## WHAT TO PRODUCE
Copy every line of the entries that includes the word "title".

## RECORDED INFORMATION
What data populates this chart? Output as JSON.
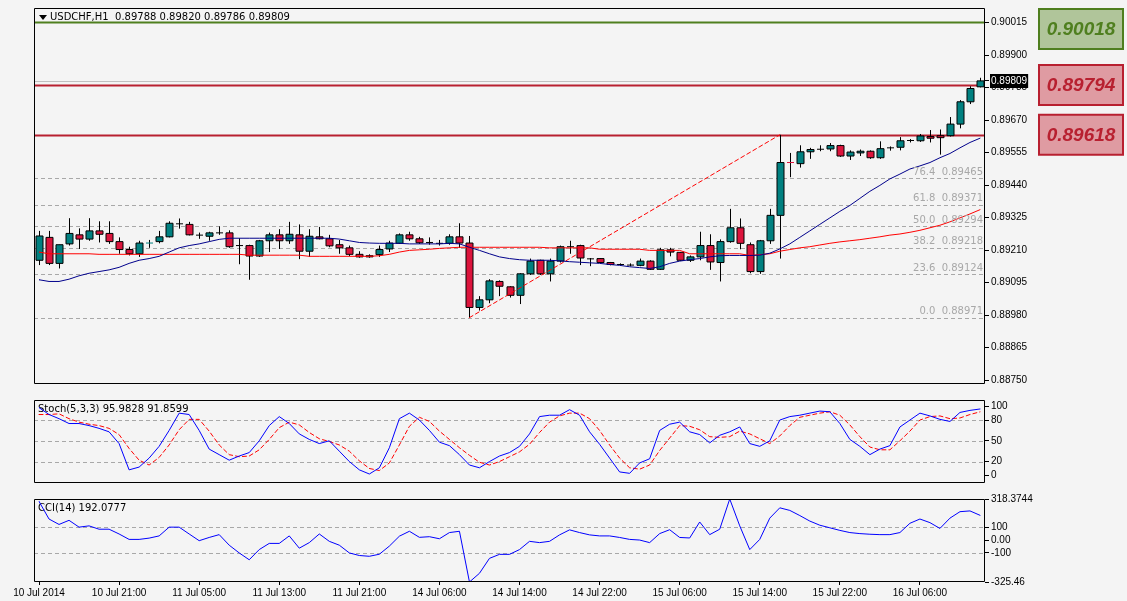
{
  "chart_data": [
    {
      "type": "candlestick",
      "title": "USDCHF,H1  0.89788 0.89820 0.89786 0.89809",
      "categories": [
        null,
        null,
        null,
        null,
        null,
        null,
        null,
        null,
        null,
        null,
        null,
        null,
        null,
        null,
        null,
        null,
        null,
        null,
        null,
        null,
        null,
        null,
        null,
        null,
        null,
        null,
        null,
        null,
        null,
        null,
        null,
        null,
        null,
        null,
        null,
        null,
        null,
        null,
        null,
        null,
        null,
        null,
        null,
        null,
        null,
        null,
        null,
        null,
        null,
        null,
        null,
        null,
        null,
        null,
        null,
        null,
        null,
        null,
        null,
        null,
        null,
        null,
        null,
        null,
        null,
        null,
        null,
        null,
        null,
        null,
        null,
        null,
        null,
        null,
        null,
        null,
        null,
        null,
        null,
        null,
        null,
        null,
        null,
        null,
        null,
        null,
        null,
        null,
        null,
        null,
        null,
        null,
        null,
        null,
        null
      ],
      "ohlc": [
        [
          0.89174,
          0.89278,
          0.89157,
          0.8926
        ],
        [
          0.89255,
          0.89278,
          0.89157,
          0.89163
        ],
        [
          0.89163,
          0.89229,
          0.89145,
          0.89229
        ],
        [
          0.89232,
          0.89323,
          0.89226,
          0.89269
        ],
        [
          0.89264,
          0.89287,
          0.89214,
          0.89249
        ],
        [
          0.89249,
          0.89323,
          0.89243,
          0.89278
        ],
        [
          0.89278,
          0.89312,
          0.89237,
          0.89266
        ],
        [
          0.89269,
          0.89312,
          0.89232,
          0.8924
        ],
        [
          0.8924,
          0.89255,
          0.89197,
          0.89212
        ],
        [
          0.89212,
          0.89222,
          0.89191,
          0.89197
        ],
        [
          0.89197,
          0.89243,
          0.89186,
          0.89235
        ],
        [
          0.89235,
          0.89246,
          0.89218,
          0.89237
        ],
        [
          0.8924,
          0.89278,
          0.89234,
          0.89257
        ],
        [
          0.89257,
          0.89312,
          0.89255,
          0.89305
        ],
        [
          0.89303,
          0.89322,
          0.89286,
          0.89303
        ],
        [
          0.89301,
          0.8931,
          0.89262,
          0.89264
        ],
        [
          0.89263,
          0.89272,
          0.8925,
          0.89263
        ],
        [
          0.89259,
          0.89275,
          0.89243,
          0.89271
        ],
        [
          0.89271,
          0.89294,
          0.89264,
          0.89271
        ],
        [
          0.89271,
          0.8928,
          0.89218,
          0.89222
        ],
        [
          0.89226,
          0.89252,
          0.8916,
          0.89226
        ],
        [
          0.89226,
          0.89229,
          0.89105,
          0.89189
        ],
        [
          0.89189,
          0.89246,
          0.89186,
          0.89243
        ],
        [
          0.89243,
          0.89272,
          0.89203,
          0.89264
        ],
        [
          0.89264,
          0.89284,
          0.89214,
          0.89243
        ],
        [
          0.89243,
          0.8931,
          0.89232,
          0.89266
        ],
        [
          0.89264,
          0.89301,
          0.89178,
          0.89206
        ],
        [
          0.89206,
          0.89284,
          0.89186,
          0.89259
        ],
        [
          0.89257,
          0.89292,
          0.89248,
          0.8925
        ],
        [
          0.8925,
          0.89264,
          0.8922,
          0.89225
        ],
        [
          0.89229,
          0.89246,
          0.89197,
          0.89218
        ],
        [
          0.89218,
          0.89226,
          0.89188,
          0.89195
        ],
        [
          0.89195,
          0.89206,
          0.89183,
          0.89186
        ],
        [
          0.8919,
          0.89195,
          0.89183,
          0.89186
        ],
        [
          0.89194,
          0.89226,
          0.89186,
          0.89212
        ],
        [
          0.89214,
          0.89243,
          0.89203,
          0.89235
        ],
        [
          0.89234,
          0.89269,
          0.89232,
          0.89264
        ],
        [
          0.89264,
          0.89275,
          0.89243,
          0.8925
        ],
        [
          0.8925,
          0.89257,
          0.89232,
          0.89236
        ],
        [
          0.89237,
          0.89255,
          0.89229,
          0.89237
        ],
        [
          0.89234,
          0.89246,
          0.89226,
          0.89234
        ],
        [
          0.89234,
          0.89266,
          0.89229,
          0.89257
        ],
        [
          0.89257,
          0.89305,
          0.89218,
          0.89235
        ],
        [
          0.89235,
          0.8926,
          0.88971,
          0.89007
        ],
        [
          0.89007,
          0.89047,
          0.88996,
          0.89034
        ],
        [
          0.89034,
          0.89107,
          0.89022,
          0.89101
        ],
        [
          0.89099,
          0.89103,
          0.89047,
          0.89082
        ],
        [
          0.8908,
          0.89082,
          0.89042,
          0.8905
        ],
        [
          0.8905,
          0.89128,
          0.89019,
          0.89126
        ],
        [
          0.89126,
          0.8918,
          0.89122,
          0.89171
        ],
        [
          0.89174,
          0.89176,
          0.89122,
          0.89126
        ],
        [
          0.89126,
          0.8918,
          0.89099,
          0.89171
        ],
        [
          0.89171,
          0.89226,
          0.89166,
          0.89222
        ],
        [
          0.89222,
          0.89243,
          0.89197,
          0.89222
        ],
        [
          0.89226,
          0.89229,
          0.89157,
          0.89182
        ],
        [
          0.89179,
          0.89182,
          0.89153,
          0.89179
        ],
        [
          0.8918,
          0.89182,
          0.89163,
          0.89166
        ],
        [
          0.89166,
          0.89168,
          0.89156,
          0.89159
        ],
        [
          0.89159,
          0.89163,
          0.89156,
          0.89159
        ],
        [
          0.89157,
          0.89163,
          0.89153,
          0.89157
        ],
        [
          0.89156,
          0.8918,
          0.89153,
          0.89171
        ],
        [
          0.89171,
          0.89174,
          0.8914,
          0.89142
        ],
        [
          0.89142,
          0.89218,
          0.8914,
          0.89211
        ],
        [
          0.89211,
          0.89218,
          0.89188,
          0.89203
        ],
        [
          0.89202,
          0.89203,
          0.89172,
          0.89174
        ],
        [
          0.89174,
          0.89191,
          0.89168,
          0.89186
        ],
        [
          0.89186,
          0.89275,
          0.89174,
          0.89226
        ],
        [
          0.89226,
          0.89266,
          0.8914,
          0.89168
        ],
        [
          0.89166,
          0.89248,
          0.89099,
          0.8924
        ],
        [
          0.8924,
          0.89356,
          0.89236,
          0.89289
        ],
        [
          0.89289,
          0.89322,
          0.89213,
          0.89234
        ],
        [
          0.89229,
          0.89237,
          0.89128,
          0.89134
        ],
        [
          0.89134,
          0.89246,
          0.89126,
          0.89243
        ],
        [
          0.89243,
          0.89356,
          0.89232,
          0.89333
        ],
        [
          0.89333,
          0.89618,
          0.8918,
          0.8952
        ],
        [
          0.8952,
          0.89554,
          0.89468,
          0.89517
        ],
        [
          0.89516,
          0.89581,
          0.89502,
          0.89558
        ],
        [
          0.89558,
          0.89572,
          0.89533,
          0.89566
        ],
        [
          0.89567,
          0.89581,
          0.8956,
          0.89567
        ],
        [
          0.89568,
          0.89589,
          0.8956,
          0.8958
        ],
        [
          0.8958,
          0.89583,
          0.8954,
          0.89543
        ],
        [
          0.89543,
          0.89563,
          0.89529,
          0.89557
        ],
        [
          0.89554,
          0.89566,
          0.89543,
          0.8956
        ],
        [
          0.8956,
          0.89563,
          0.89533,
          0.89537
        ],
        [
          0.89537,
          0.89595,
          0.89533,
          0.89569
        ],
        [
          0.89572,
          0.89577,
          0.89562,
          0.89572
        ],
        [
          0.89574,
          0.8961,
          0.89563,
          0.89597
        ],
        [
          0.89598,
          0.89603,
          0.89591,
          0.89598
        ],
        [
          0.89597,
          0.89621,
          0.89593,
          0.89614
        ],
        [
          0.89612,
          0.89635,
          0.89591,
          0.89606
        ],
        [
          0.89615,
          0.89637,
          0.89548,
          0.89608
        ],
        [
          0.89615,
          0.89681,
          0.89612,
          0.89656
        ],
        [
          0.89656,
          0.89741,
          0.89641,
          0.89735
        ],
        [
          0.89735,
          0.8979,
          0.89727,
          0.89782
        ],
        [
          0.89788,
          0.8982,
          0.89786,
          0.89809
        ]
      ],
      "colors": [
        "#008080",
        "#dc143c",
        "#008080",
        "#008080",
        "#dc143c",
        "#008080",
        "#dc143c",
        "#dc143c",
        "#dc143c",
        "#dc143c",
        "#008080",
        "#008080",
        "#008080",
        "#008080",
        "#000000",
        "#dc143c",
        "#000000",
        "#008080",
        "#000000",
        "#dc143c",
        "#000000",
        "#dc143c",
        "#008080",
        "#008080",
        "#dc143c",
        "#008080",
        "#dc143c",
        "#008080",
        "#dc143c",
        "#dc143c",
        "#dc143c",
        "#dc143c",
        "#dc143c",
        "#dc143c",
        "#008080",
        "#008080",
        "#008080",
        "#dc143c",
        "#dc143c",
        "#000000",
        "#000000",
        "#008080",
        "#dc143c",
        "#dc143c",
        "#008080",
        "#008080",
        "#dc143c",
        "#dc143c",
        "#008080",
        "#008080",
        "#dc143c",
        "#008080",
        "#008080",
        "#000000",
        "#dc143c",
        "#000000",
        "#dc143c",
        "#dc143c",
        "#000000",
        "#000000",
        "#008080",
        "#dc143c",
        "#008080",
        "#dc143c",
        "#dc143c",
        "#008080",
        "#008080",
        "#dc143c",
        "#008080",
        "#008080",
        "#dc143c",
        "#dc143c",
        "#008080",
        "#008080",
        "#008080",
        "#dc143c",
        "#008080",
        "#008080",
        "#000000",
        "#008080",
        "#dc143c",
        "#008080",
        "#008080",
        "#dc143c",
        "#008080",
        "#000000",
        "#008080",
        "#000000",
        "#008080",
        "#dc143c",
        "#dc143c",
        "#008080",
        "#008080",
        "#008080",
        "#008080"
      ],
      "series": [
        {
          "type": "line",
          "color": "#00008b",
          "values": [
            0.89105,
            0.89099,
            0.89099,
            0.89107,
            0.89119,
            0.89128,
            0.89134,
            0.8914,
            0.89149,
            0.89163,
            0.89174,
            0.8918,
            0.89188,
            0.89203,
            0.89218,
            0.89226,
            0.89232,
            0.8924,
            0.89248,
            0.89252,
            0.89252,
            0.89252,
            0.89252,
            0.89252,
            0.89252,
            0.89252,
            0.89252,
            0.89252,
            0.89252,
            0.89252,
            0.89249,
            0.89243,
            0.89237,
            0.89235,
            0.89234,
            0.89234,
            0.89234,
            0.89232,
            0.89232,
            0.89232,
            0.89232,
            0.89234,
            0.89232,
            0.8922,
            0.89209,
            0.89197,
            0.89186,
            0.8918,
            0.89176,
            0.89174,
            0.89174,
            0.89174,
            0.89172,
            0.89169,
            0.89167,
            0.89165,
            0.89163,
            0.89159,
            0.89156,
            0.89151,
            0.89148,
            0.89145,
            0.89151,
            0.89163,
            0.89171,
            0.89176,
            0.8918,
            0.89186,
            0.8919,
            0.89191,
            0.89191,
            0.89191,
            0.89192,
            0.89199,
            0.89214,
            0.89232,
            0.89255,
            0.89278,
            0.89301,
            0.89324,
            0.89347,
            0.89368,
            0.89393,
            0.89418,
            0.89439,
            0.89462,
            0.89479,
            0.89497,
            0.89508,
            0.8952,
            0.89537,
            0.89552,
            0.89572,
            0.89591,
            0.89606
          ]
        },
        {
          "type": "line",
          "color": "#ff0000",
          "values": [
            0.89203,
            0.89197,
            0.89197,
            0.89197,
            0.89197,
            0.89197,
            0.89195,
            0.89195,
            0.89195,
            0.89195,
            0.89195,
            0.89195,
            0.89195,
            0.89195,
            0.89195,
            0.89195,
            0.89195,
            0.89195,
            0.89195,
            0.89195,
            0.89195,
            0.89192,
            0.89192,
            0.89192,
            0.89192,
            0.89192,
            0.89192,
            0.89188,
            0.89188,
            0.89188,
            0.89188,
            0.89188,
            0.89188,
            0.89188,
            0.8919,
            0.89195,
            0.89203,
            0.89209,
            0.89211,
            0.89213,
            0.89216,
            0.89218,
            0.8922,
            0.8922,
            0.8922,
            0.8922,
            0.8922,
            0.8922,
            0.8922,
            0.8922,
            0.8922,
            0.89218,
            0.89218,
            0.89218,
            0.89218,
            0.89218,
            0.89213,
            0.89213,
            0.89213,
            0.89213,
            0.89213,
            0.89209,
            0.89209,
            0.89209,
            0.89209,
            0.89197,
            0.89197,
            0.89197,
            0.89197,
            0.89197,
            0.89197,
            0.89191,
            0.89194,
            0.89197,
            0.89206,
            0.89212,
            0.89218,
            0.89222,
            0.89228,
            0.89234,
            0.89239,
            0.89243,
            0.89247,
            0.89252,
            0.89257,
            0.89263,
            0.89267,
            0.89273,
            0.8928,
            0.89289,
            0.89298,
            0.8931,
            0.89324,
            0.89338,
            0.89353
          ]
        },
        {
          "type": "line",
          "color": "#ff0000",
          "line_style": "dashed",
          "values": [
            null,
            null,
            null,
            null,
            null,
            null,
            null,
            null,
            null,
            null,
            null,
            null,
            null,
            null,
            null,
            null,
            null,
            null,
            null,
            null,
            null,
            null,
            null,
            null,
            null,
            null,
            null,
            null,
            null,
            null,
            null,
            null,
            null,
            null,
            null,
            null,
            null,
            null,
            null,
            null,
            null,
            null,
            null,
            0.88971,
            null,
            null,
            null,
            null,
            null,
            null,
            null,
            null,
            null,
            null,
            null,
            null,
            null,
            null,
            null,
            null,
            null,
            null,
            null,
            null,
            null,
            null,
            null,
            null,
            null,
            null,
            null,
            null,
            null,
            null,
            0.89618,
            null,
            null,
            null,
            null,
            null,
            null,
            null,
            null,
            null,
            null,
            null,
            null,
            null,
            null,
            null,
            null,
            null,
            null,
            null,
            null
          ]
        }
      ],
      "ylim": [
        0.88736,
        0.90067
      ],
      "yticks": [
        0.90015,
        {
          "value": 0.899,
          "label": "0.89900"
        },
        0.89785,
        {
          "value": 0.89809,
          "label": "0.89809"
        },
        {
          "value": 0.8967,
          "label": "0.89670"
        },
        0.89555,
        {
          "value": 0.8944,
          "label": "0.89440"
        },
        0.89325,
        {
          "value": 0.8921,
          "label": "0.89210"
        },
        0.89095,
        {
          "value": 0.8898,
          "label": "0.88980"
        },
        0.88865,
        {
          "value": 0.8875,
          "label": "0.88750"
        }
      ],
      "ref_lines": [
        {
          "axis": "y",
          "value": 0.89809,
          "color": "#c0c0c0",
          "line_style": "solid"
        },
        {
          "axis": "y",
          "value": 0.90018,
          "label": "0.90018",
          "color": "#4f7f1f",
          "line_style": "solid"
        },
        {
          "axis": "y",
          "value": 0.89794,
          "label": "0.89794",
          "color": "#b82030",
          "line_style": "solid"
        },
        {
          "axis": "y",
          "value": 0.89618,
          "label": "0.89618",
          "color": "#b82030",
          "line_style": "solid"
        },
        {
          "axis": "y",
          "value": 0.89465,
          "label": "76.4  0.89465",
          "color": "#a8a8a8",
          "line_style": "dashed"
        },
        {
          "axis": "y",
          "value": 0.89371,
          "label": "61.8  0.89371",
          "color": "#a8a8a8",
          "line_style": "dashed"
        },
        {
          "axis": "y",
          "value": 0.89294,
          "label": "50.0  0.89294",
          "color": "#a8a8a8",
          "line_style": "dashed"
        },
        {
          "axis": "y",
          "value": 0.89218,
          "label": "38.2  0.89218",
          "color": "#a8a8a8",
          "line_style": "dashed"
        },
        {
          "axis": "y",
          "value": 0.89124,
          "label": "23.6  0.89124",
          "color": "#a8a8a8",
          "line_style": "dashed"
        },
        {
          "axis": "y",
          "value": 0.88971,
          "label": "0.0  0.88971",
          "color": "#a8a8a8",
          "line_style": "dashed"
        }
      ],
      "tick_labels": "y"
    },
    {
      "type": "line",
      "title": "Stoch(5,3,3) 95.9828 91.8599",
      "categories": [
        null,
        null,
        null,
        null,
        null,
        null,
        null,
        null,
        null,
        null,
        null,
        null,
        null,
        null,
        null,
        null,
        null,
        null,
        null,
        null,
        null,
        null,
        null,
        null,
        null,
        null,
        null,
        null,
        null,
        null,
        null,
        null,
        null,
        null,
        null,
        null,
        null,
        null,
        null,
        null,
        null,
        null,
        null,
        null,
        null,
        null,
        null,
        null,
        null,
        null,
        null,
        null,
        null,
        null,
        null,
        null,
        null,
        null,
        null,
        null,
        null,
        null,
        null,
        null,
        null,
        null,
        null,
        null,
        null,
        null,
        null,
        null,
        null,
        null,
        null,
        null,
        null,
        null,
        null,
        null,
        null,
        null,
        null,
        null,
        null,
        null,
        null,
        null,
        null,
        null,
        null,
        null,
        null,
        null,
        null
      ],
      "series": [
        {
          "color": "#0000ff",
          "values": [
            98,
            88,
            82,
            75,
            75,
            72,
            68,
            63,
            46,
            8,
            12,
            25,
            42,
            65,
            90,
            88,
            65,
            38,
            30,
            22,
            28,
            33,
            50,
            72,
            85,
            75,
            60,
            52,
            46,
            50,
            35,
            20,
            8,
            2,
            11,
            40,
            82,
            90,
            80,
            65,
            48,
            43,
            30,
            15,
            11,
            20,
            28,
            33,
            42,
            60,
            85,
            87,
            87,
            95,
            87,
            63,
            45,
            25,
            5,
            3,
            18,
            24,
            65,
            74,
            77,
            63,
            59,
            47,
            58,
            63,
            70,
            46,
            42,
            50,
            80,
            85,
            87,
            90,
            93,
            92,
            75,
            52,
            42,
            30,
            38,
            43,
            70,
            80,
            90,
            86,
            81,
            78,
            91,
            94,
            95.9828
          ]
        },
        {
          "color": "#ff0000",
          "line_style": "dashed",
          "values": [
            88,
            88,
            89,
            82,
            77,
            74,
            72,
            68,
            59,
            39,
            22,
            15,
            26,
            44,
            66,
            81,
            81,
            64,
            44,
            30,
            27,
            28,
            37,
            52,
            69,
            77,
            73,
            62,
            53,
            49,
            44,
            35,
            21,
            10,
            7,
            18,
            44,
            71,
            84,
            78,
            64,
            52,
            40,
            29,
            19,
            15,
            20,
            27,
            34,
            45,
            62,
            77,
            86,
            90,
            90,
            82,
            65,
            44,
            25,
            11,
            9,
            15,
            36,
            54,
            72,
            71,
            66,
            56,
            55,
            56,
            64,
            60,
            53,
            46,
            57,
            72,
            84,
            87,
            90,
            92,
            87,
            73,
            56,
            41,
            37,
            37,
            50,
            64,
            80,
            85,
            86,
            82,
            83,
            88,
            91.8599
          ]
        }
      ],
      "ylim": [
        -11,
        109
      ],
      "yticks": [
        100,
        80,
        50,
        20,
        0
      ],
      "ref_lines": [
        {
          "axis": "y",
          "value": 80,
          "color": "#a8a8a8",
          "line_style": "dashed"
        },
        {
          "axis": "y",
          "value": 50,
          "color": "#a8a8a8",
          "line_style": "dashed"
        },
        {
          "axis": "y",
          "value": 20,
          "color": "#a8a8a8",
          "line_style": "dashed"
        }
      ],
      "tick_labels": "y"
    },
    {
      "type": "line",
      "title": "CCI(14) 192.0777",
      "categories": [
        "10 Jul 2014",
        null,
        null,
        null,
        null,
        null,
        null,
        null,
        "10 Jul 21:00",
        null,
        null,
        null,
        null,
        null,
        null,
        null,
        "11 Jul 05:00",
        null,
        null,
        null,
        null,
        null,
        null,
        null,
        "11 Jul 13:00",
        null,
        null,
        null,
        null,
        null,
        null,
        null,
        "11 Jul 21:00",
        null,
        null,
        null,
        null,
        null,
        null,
        null,
        "14 Jul 06:00",
        null,
        null,
        null,
        null,
        null,
        null,
        null,
        "14 Jul 14:00",
        null,
        null,
        null,
        null,
        null,
        null,
        null,
        "14 Jul 22:00",
        null,
        null,
        null,
        null,
        null,
        null,
        null,
        "15 Jul 06:00",
        null,
        null,
        null,
        null,
        null,
        null,
        null,
        "15 Jul 14:00",
        null,
        null,
        null,
        null,
        null,
        null,
        null,
        "15 Jul 22:00",
        null,
        null,
        null,
        null,
        null,
        null,
        null,
        "16 Jul 06:00",
        null,
        null,
        null,
        null,
        null,
        null
      ],
      "series": [
        {
          "color": "#0000ff",
          "values": [
            300,
            163,
            121,
            153,
            100,
            110,
            84,
            84,
            47,
            5,
            5,
            15,
            32,
            100,
            100,
            47,
            -5,
            20,
            42,
            -40,
            -100,
            -153,
            -74,
            -26,
            -26,
            32,
            -63,
            -20,
            47,
            -10,
            -40,
            -100,
            -120,
            -126,
            -110,
            -47,
            30,
            68,
            21,
            26,
            10,
            58,
            68,
            -325.46,
            -258,
            -142,
            -111,
            -111,
            -74,
            -10,
            -20,
            -10,
            40,
            79,
            58,
            40,
            32,
            32,
            20,
            5,
            0,
            -20,
            50,
            80,
            20,
            16,
            140,
            42,
            84,
            318.3744,
            110,
            -74,
            5,
            170,
            250,
            230,
            190,
            147,
            115,
            95,
            75,
            58,
            50,
            45,
            42,
            42,
            58,
            130,
            163,
            135,
            90,
            170,
            220,
            226,
            192.0777
          ]
        }
      ],
      "ylim": [
        -325.46,
        318.3744
      ],
      "yticks": [
        318.3744,
        100,
        {
          "value": 0,
          "label": "0.00"
        },
        -100,
        -325.46
      ],
      "ref_lines": [
        {
          "axis": "y",
          "value": 100,
          "color": "#a8a8a8",
          "line_style": "dashed"
        },
        {
          "axis": "y",
          "value": -100,
          "color": "#a8a8a8",
          "line_style": "dashed"
        }
      ]
    }
  ]
}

## EXERCISE OUTPUT
      "title": "USDCHF,H1  0.89788 0.89820 0.89786 0.89809",
      "title": "Stoch(5,3,3) 95.9828 91.8599",
      "title": "CCI(14) 192.0777",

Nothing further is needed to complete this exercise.